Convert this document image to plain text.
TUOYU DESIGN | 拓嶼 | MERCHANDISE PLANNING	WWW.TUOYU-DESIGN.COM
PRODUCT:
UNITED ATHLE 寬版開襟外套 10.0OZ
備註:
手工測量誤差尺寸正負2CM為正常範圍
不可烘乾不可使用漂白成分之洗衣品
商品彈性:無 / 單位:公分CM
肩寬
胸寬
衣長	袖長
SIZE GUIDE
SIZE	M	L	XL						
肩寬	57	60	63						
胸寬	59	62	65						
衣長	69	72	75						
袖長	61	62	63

■ ■ ■ ■ ■

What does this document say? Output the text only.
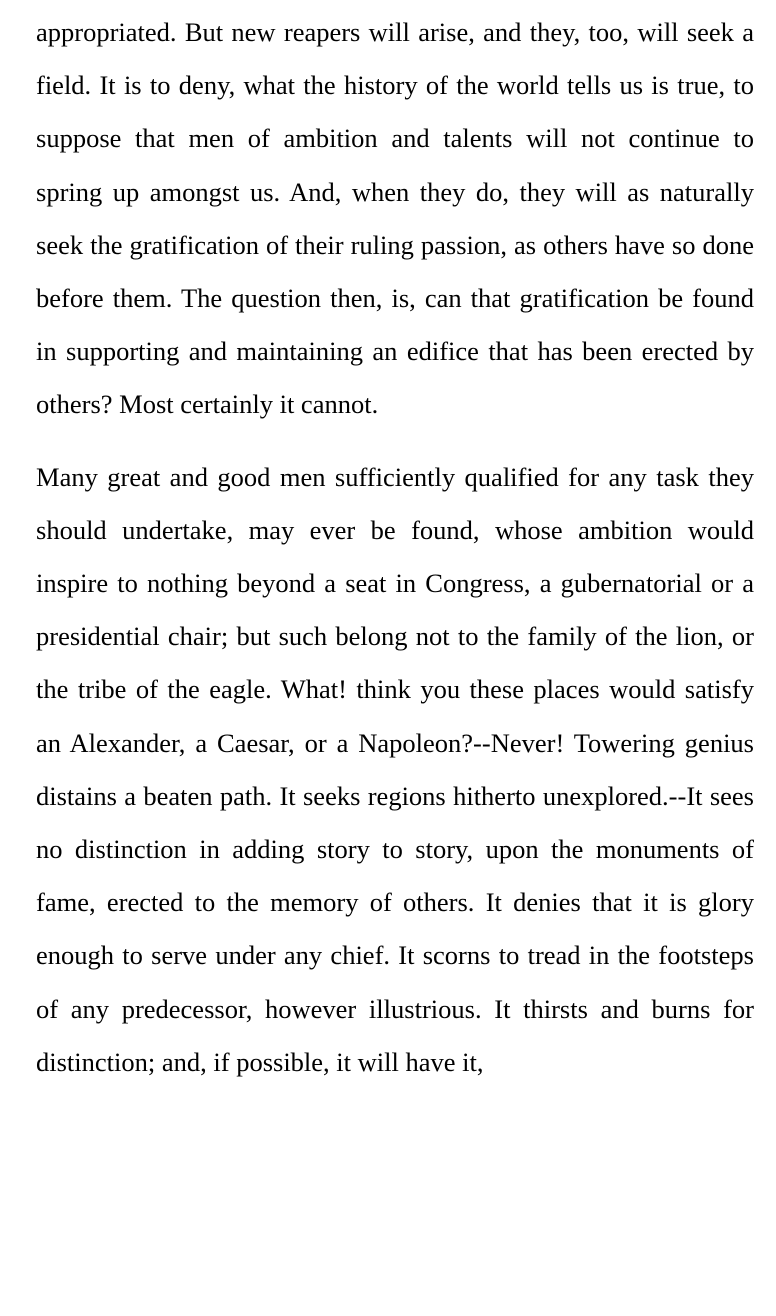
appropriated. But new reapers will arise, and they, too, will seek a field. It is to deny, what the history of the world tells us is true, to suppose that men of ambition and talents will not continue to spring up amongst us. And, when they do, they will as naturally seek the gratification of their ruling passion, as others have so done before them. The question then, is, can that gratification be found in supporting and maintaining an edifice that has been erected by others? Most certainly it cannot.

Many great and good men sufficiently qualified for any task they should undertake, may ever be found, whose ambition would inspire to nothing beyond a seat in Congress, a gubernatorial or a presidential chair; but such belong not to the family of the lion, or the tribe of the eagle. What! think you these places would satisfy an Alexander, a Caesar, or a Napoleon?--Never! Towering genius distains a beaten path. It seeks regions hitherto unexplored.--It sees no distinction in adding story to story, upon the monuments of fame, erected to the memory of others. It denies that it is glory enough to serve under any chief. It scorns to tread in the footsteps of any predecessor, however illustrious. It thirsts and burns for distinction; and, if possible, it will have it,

■ ■ ■ ■ ■

#### JOB:
Find the lines holding "text" and list every one.

#### EXPECTED ANSWER:
Convert this document image to plain text.
What does this document say? Output the text only.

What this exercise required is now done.